Stored entries
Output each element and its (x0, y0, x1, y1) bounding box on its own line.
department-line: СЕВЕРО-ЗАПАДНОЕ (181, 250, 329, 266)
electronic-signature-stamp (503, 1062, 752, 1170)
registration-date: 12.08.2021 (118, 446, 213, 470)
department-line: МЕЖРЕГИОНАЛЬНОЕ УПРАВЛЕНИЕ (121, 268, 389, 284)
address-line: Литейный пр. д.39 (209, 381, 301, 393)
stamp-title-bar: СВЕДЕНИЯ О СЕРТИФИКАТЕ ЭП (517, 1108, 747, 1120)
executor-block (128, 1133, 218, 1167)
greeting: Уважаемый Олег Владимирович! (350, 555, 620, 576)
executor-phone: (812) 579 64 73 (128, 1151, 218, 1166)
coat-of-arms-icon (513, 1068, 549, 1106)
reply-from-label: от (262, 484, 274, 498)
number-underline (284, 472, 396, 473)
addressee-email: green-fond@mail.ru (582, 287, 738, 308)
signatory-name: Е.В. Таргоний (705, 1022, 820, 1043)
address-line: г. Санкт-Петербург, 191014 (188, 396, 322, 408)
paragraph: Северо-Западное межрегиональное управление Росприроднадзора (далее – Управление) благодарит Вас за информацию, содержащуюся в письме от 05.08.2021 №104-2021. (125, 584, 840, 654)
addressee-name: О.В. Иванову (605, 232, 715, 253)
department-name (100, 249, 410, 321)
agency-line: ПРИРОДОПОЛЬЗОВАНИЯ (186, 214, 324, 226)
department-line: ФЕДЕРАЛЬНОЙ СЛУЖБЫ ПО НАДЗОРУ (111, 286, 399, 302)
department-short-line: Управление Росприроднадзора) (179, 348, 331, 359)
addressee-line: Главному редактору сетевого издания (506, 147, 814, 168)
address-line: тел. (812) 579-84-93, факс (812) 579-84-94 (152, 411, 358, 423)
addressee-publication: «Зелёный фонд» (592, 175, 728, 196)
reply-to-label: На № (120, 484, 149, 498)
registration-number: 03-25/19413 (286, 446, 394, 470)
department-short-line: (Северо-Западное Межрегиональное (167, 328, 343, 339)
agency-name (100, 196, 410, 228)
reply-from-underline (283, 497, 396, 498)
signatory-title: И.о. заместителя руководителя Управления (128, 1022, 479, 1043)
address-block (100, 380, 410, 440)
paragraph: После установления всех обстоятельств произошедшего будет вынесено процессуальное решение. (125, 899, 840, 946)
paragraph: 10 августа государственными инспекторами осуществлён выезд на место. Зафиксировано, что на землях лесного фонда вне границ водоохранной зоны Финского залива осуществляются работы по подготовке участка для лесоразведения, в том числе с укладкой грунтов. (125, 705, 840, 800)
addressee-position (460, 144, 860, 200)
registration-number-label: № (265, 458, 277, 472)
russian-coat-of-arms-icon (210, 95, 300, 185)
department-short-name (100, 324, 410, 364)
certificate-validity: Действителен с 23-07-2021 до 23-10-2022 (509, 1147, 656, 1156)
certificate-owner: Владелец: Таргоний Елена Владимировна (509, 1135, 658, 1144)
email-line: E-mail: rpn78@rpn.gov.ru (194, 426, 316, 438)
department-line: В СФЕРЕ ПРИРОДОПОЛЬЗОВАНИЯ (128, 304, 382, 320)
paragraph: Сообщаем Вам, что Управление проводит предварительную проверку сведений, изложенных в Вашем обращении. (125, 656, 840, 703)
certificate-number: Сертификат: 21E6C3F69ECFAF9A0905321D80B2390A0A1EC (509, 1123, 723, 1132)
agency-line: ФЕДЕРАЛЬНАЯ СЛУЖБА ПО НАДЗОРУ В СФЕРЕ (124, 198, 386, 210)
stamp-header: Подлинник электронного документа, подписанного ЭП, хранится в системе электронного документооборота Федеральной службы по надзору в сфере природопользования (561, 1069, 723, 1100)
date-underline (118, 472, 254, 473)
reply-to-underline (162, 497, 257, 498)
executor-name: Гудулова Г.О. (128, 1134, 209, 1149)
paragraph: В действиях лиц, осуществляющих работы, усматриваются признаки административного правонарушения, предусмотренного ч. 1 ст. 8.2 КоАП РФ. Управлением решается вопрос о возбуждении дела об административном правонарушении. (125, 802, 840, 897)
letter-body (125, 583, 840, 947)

**Required work**
Copy out every line of the data above without changing anything.

**Finished task**
Output each element and its (x0, y0, x1, y1) bounding box on its own line.
department-line: СЕВЕРО-ЗАПАДНОЕ (181, 250, 329, 266)
electronic-signature-stamp (503, 1062, 752, 1170)
registration-date: 12.08.2021 (118, 446, 213, 470)
department-line: МЕЖРЕГИОНАЛЬНОЕ УПРАВЛЕНИЕ (121, 268, 389, 284)
address-line: Литейный пр. д.39 (209, 381, 301, 393)
stamp-title-bar: СВЕДЕНИЯ О СЕРТИФИКАТЕ ЭП (517, 1108, 747, 1120)
executor-block (128, 1133, 218, 1167)
greeting: Уважаемый Олег Владимирович! (350, 555, 620, 576)
executor-phone: (812) 579 64 73 (128, 1151, 218, 1166)
coat-of-arms-icon (513, 1068, 549, 1106)
reply-from-label: от (262, 484, 274, 498)
number-underline (284, 472, 396, 473)
addressee-email: green-fond@mail.ru (582, 287, 738, 308)
signatory-name: Е.В. Таргоний (705, 1022, 820, 1043)
address-line: г. Санкт-Петербург, 191014 (188, 396, 322, 408)
paragraph: Северо-Западное межрегиональное управление Росприроднадзора (далее – Управление) благодарит Вас за информацию, содержащуюся в письме от 05.08.2021 №104-2021. (125, 584, 840, 654)
addressee-name: О.В. Иванову (605, 232, 715, 253)
department-name (100, 249, 410, 321)
agency-line: ПРИРОДОПОЛЬЗОВАНИЯ (186, 214, 324, 226)
department-line: ФЕДЕРАЛЬНОЙ СЛУЖБЫ ПО НАДЗОРУ (111, 286, 399, 302)
department-short-line: Управление Росприроднадзора) (179, 348, 331, 359)
addressee-line: Главному редактору сетевого издания (506, 147, 814, 168)
address-line: тел. (812) 579-84-93, факс (812) 579-84-94 (152, 411, 358, 423)
addressee-publication: «Зелёный фонд» (592, 175, 728, 196)
reply-to-label: На № (120, 484, 149, 498)
registration-number: 03-25/19413 (286, 446, 394, 470)
department-short-line: (Северо-Западное Межрегиональное (167, 328, 343, 339)
agency-name (100, 196, 410, 228)
reply-from-underline (283, 497, 396, 498)
signatory-title: И.о. заместителя руководителя Управления (128, 1022, 479, 1043)
address-block (100, 380, 410, 440)
paragraph: После установления всех обстоятельств произошедшего будет вынесено процессуальное решение. (125, 899, 840, 946)
paragraph: 10 августа государственными инспекторами осуществлён выезд на место. Зафиксировано, что на землях лесного фонда вне границ водоохранной зоны Финского залива осуществляются работы по подготовке участка для лесоразведения, в том числе с укладкой грунтов. (125, 705, 840, 800)
addressee-position (460, 144, 860, 200)
registration-number-label: № (265, 458, 277, 472)
russian-coat-of-arms-icon (210, 95, 300, 185)
department-short-name (100, 324, 410, 364)
certificate-validity: Действителен с 23-07-2021 до 23-10-2022 (509, 1147, 656, 1156)
certificate-owner: Владелец: Таргоний Елена Владимировна (509, 1135, 658, 1144)
email-line: E-mail: rpn78@rpn.gov.ru (194, 426, 316, 438)
department-line: В СФЕРЕ ПРИРОДОПОЛЬЗОВАНИЯ (128, 304, 382, 320)
paragraph: Сообщаем Вам, что Управление проводит предварительную проверку сведений, изложенных в Вашем обращении. (125, 656, 840, 703)
certificate-number: Сертификат: 21E6C3F69ECFAF9A0905321D80B2390A0A1EC (509, 1123, 723, 1132)
agency-line: ФЕДЕРАЛЬНАЯ СЛУЖБА ПО НАДЗОРУ В СФЕРЕ (124, 198, 386, 210)
stamp-header: Подлинник электронного документа, подписанного ЭП, хранится в системе электронного документооборота Федеральной службы по надзору в сфере природопользования (561, 1069, 723, 1100)
date-underline (118, 472, 254, 473)
reply-to-underline (162, 497, 257, 498)
executor-name: Гудулова Г.О. (128, 1134, 209, 1149)
paragraph: В действиях лиц, осуществляющих работы, усматриваются признаки административного правонарушения, предусмотренного ч. 1 ст. 8.2 КоАП РФ. Управлением решается вопрос о возбуждении дела об административном правонарушении. (125, 802, 840, 897)
letter-body (125, 583, 840, 947)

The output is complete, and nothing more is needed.